## What the task asks
State how many lines in the entries below contain "理由如下". Write nothing but the number.

## START Provided information

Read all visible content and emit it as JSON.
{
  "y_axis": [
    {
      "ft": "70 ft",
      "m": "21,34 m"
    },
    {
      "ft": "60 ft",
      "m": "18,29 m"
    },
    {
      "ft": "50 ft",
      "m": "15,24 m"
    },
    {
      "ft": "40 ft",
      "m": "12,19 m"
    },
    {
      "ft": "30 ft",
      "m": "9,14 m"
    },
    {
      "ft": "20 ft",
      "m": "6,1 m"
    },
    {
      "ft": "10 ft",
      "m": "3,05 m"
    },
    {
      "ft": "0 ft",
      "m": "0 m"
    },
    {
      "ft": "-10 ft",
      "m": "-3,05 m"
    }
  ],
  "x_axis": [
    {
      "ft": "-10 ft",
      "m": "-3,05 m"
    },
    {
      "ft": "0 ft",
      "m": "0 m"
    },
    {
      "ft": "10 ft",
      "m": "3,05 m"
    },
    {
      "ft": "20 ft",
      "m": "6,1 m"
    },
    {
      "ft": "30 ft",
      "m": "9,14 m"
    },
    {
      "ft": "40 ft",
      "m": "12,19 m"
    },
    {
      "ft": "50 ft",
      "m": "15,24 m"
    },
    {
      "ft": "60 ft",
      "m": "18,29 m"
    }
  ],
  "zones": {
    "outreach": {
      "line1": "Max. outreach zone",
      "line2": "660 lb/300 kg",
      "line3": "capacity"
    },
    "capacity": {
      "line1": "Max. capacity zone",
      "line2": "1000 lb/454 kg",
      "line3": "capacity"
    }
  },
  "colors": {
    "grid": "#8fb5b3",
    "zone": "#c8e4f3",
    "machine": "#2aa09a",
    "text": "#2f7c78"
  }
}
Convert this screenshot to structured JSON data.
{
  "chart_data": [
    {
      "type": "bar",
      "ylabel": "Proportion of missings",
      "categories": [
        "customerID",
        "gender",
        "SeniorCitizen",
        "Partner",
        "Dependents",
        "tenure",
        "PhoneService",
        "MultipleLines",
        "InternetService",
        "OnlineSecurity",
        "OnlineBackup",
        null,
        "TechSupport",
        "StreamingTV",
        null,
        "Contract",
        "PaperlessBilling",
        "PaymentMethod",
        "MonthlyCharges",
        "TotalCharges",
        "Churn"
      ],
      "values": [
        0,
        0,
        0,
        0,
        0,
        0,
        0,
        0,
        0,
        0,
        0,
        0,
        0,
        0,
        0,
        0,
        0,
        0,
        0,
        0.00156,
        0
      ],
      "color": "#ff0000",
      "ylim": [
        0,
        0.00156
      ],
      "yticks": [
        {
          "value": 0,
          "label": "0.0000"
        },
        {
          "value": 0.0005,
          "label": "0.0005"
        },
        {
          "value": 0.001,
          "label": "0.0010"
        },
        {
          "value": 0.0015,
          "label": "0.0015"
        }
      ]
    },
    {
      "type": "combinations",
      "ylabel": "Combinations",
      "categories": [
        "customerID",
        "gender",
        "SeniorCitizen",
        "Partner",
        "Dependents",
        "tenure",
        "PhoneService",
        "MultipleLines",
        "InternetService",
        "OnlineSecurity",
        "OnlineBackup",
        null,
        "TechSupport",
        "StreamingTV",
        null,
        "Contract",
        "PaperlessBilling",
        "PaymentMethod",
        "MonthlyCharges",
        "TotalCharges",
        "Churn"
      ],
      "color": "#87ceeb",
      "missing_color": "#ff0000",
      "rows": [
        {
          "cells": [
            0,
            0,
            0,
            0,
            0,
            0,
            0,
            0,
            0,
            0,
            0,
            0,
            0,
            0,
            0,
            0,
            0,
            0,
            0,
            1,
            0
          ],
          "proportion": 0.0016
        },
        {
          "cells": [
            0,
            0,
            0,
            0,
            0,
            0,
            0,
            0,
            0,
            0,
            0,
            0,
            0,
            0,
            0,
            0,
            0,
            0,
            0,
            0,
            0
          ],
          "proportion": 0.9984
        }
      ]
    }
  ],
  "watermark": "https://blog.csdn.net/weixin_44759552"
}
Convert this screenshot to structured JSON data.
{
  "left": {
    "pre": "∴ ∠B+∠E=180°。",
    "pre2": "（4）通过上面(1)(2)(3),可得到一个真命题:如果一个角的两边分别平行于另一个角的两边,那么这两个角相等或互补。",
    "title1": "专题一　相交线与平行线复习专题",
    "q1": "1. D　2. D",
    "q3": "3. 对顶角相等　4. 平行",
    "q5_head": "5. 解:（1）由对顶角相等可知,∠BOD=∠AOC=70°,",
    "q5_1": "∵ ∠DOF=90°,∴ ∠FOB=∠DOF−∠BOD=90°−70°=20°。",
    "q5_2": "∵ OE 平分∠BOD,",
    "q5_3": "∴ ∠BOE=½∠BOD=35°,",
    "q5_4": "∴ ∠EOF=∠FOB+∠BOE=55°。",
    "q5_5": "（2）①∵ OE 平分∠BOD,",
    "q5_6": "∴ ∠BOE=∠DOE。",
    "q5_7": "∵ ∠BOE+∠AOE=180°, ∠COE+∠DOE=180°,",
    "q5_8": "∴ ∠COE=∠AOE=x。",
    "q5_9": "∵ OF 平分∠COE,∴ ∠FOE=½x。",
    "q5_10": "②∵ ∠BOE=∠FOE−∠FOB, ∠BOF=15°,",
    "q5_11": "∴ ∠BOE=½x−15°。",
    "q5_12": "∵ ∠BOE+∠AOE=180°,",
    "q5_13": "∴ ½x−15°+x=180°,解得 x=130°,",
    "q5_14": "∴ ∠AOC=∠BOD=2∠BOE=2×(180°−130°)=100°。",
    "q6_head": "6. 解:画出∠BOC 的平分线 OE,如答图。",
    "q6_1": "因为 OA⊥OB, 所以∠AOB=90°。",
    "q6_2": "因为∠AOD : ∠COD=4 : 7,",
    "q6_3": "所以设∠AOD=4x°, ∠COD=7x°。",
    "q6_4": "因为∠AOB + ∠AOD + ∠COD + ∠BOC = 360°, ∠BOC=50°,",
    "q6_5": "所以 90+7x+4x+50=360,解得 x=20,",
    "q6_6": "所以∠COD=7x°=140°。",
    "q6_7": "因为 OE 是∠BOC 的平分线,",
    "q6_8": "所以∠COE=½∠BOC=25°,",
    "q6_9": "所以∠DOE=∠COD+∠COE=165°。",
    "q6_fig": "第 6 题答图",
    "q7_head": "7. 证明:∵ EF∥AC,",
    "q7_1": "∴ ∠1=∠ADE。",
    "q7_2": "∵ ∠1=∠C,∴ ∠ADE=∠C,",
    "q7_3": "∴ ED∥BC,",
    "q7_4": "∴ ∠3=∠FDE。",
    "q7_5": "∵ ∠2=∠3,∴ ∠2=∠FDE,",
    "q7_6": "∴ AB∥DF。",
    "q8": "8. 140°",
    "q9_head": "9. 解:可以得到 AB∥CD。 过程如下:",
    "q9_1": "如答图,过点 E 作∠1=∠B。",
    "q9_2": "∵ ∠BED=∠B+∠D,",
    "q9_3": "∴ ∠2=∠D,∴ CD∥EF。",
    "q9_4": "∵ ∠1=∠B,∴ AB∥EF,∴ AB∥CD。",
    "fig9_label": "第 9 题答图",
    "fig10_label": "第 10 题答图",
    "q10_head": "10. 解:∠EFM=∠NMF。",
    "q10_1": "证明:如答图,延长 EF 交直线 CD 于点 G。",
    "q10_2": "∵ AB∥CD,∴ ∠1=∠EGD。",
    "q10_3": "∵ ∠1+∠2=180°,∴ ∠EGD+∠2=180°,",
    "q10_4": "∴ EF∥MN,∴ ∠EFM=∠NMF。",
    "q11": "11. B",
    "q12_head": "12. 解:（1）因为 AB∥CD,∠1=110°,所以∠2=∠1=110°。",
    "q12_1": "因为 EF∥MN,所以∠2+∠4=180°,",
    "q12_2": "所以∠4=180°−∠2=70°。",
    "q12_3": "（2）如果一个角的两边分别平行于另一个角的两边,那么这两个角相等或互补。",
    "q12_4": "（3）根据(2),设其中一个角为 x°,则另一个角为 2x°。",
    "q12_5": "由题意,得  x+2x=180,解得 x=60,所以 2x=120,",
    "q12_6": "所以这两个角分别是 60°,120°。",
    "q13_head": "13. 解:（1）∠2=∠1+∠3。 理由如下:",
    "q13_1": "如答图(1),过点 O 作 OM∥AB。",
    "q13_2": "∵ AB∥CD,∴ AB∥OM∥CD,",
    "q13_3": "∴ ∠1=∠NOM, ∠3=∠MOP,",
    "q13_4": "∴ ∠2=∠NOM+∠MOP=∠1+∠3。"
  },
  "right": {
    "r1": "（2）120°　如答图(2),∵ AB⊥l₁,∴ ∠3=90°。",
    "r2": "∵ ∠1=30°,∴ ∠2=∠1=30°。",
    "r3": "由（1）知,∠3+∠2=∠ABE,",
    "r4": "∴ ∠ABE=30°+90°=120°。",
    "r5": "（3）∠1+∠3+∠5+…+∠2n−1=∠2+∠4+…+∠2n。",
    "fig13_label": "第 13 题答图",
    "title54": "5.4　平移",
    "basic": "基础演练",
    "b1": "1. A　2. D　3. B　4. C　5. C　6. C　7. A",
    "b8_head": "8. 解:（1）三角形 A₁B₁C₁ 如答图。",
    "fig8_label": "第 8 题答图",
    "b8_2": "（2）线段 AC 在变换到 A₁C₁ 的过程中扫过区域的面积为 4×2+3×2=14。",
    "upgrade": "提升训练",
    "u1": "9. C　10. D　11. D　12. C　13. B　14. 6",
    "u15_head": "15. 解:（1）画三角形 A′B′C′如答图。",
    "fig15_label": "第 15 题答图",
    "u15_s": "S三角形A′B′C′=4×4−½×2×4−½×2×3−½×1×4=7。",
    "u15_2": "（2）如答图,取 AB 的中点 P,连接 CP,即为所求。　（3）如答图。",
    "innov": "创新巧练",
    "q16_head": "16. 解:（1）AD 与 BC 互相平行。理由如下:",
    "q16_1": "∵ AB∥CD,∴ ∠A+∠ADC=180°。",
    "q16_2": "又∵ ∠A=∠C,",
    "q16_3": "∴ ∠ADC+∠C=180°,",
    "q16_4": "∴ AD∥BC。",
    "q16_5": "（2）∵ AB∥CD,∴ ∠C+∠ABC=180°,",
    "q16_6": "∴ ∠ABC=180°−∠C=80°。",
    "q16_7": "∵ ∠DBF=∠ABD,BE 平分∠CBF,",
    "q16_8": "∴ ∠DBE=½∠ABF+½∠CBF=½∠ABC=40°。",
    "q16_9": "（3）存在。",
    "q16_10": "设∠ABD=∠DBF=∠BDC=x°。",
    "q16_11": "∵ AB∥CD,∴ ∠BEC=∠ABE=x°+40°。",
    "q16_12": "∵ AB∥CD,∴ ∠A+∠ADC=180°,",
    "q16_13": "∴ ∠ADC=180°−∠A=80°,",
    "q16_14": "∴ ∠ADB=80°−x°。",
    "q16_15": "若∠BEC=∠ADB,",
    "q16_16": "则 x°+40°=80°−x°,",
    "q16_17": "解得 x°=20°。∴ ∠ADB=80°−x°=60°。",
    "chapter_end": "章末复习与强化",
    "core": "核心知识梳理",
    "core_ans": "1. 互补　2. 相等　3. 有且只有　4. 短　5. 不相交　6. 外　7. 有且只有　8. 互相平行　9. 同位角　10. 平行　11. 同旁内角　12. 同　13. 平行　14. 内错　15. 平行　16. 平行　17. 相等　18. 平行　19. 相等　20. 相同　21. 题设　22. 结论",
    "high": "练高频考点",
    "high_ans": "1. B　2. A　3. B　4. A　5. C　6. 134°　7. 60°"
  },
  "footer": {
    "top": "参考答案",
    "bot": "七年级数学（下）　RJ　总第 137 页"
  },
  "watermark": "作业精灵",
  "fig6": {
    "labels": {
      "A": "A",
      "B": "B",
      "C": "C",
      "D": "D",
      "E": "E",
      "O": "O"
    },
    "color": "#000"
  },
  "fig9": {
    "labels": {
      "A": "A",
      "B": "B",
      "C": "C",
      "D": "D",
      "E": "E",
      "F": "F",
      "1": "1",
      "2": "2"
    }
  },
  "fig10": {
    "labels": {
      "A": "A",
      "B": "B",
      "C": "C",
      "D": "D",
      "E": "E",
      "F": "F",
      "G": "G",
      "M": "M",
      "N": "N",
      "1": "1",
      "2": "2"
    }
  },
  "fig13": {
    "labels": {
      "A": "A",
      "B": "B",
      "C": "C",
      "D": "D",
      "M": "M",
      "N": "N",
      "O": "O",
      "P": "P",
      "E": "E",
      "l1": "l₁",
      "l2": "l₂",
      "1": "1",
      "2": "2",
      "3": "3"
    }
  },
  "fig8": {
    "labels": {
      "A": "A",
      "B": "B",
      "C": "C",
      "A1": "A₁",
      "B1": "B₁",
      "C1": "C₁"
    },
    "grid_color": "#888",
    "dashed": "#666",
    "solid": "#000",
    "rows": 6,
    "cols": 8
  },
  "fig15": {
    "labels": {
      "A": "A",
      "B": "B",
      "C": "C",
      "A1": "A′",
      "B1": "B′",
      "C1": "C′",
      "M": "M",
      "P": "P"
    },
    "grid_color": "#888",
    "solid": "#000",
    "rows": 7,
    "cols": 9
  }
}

## END Provided information

## Solution for this exercise
2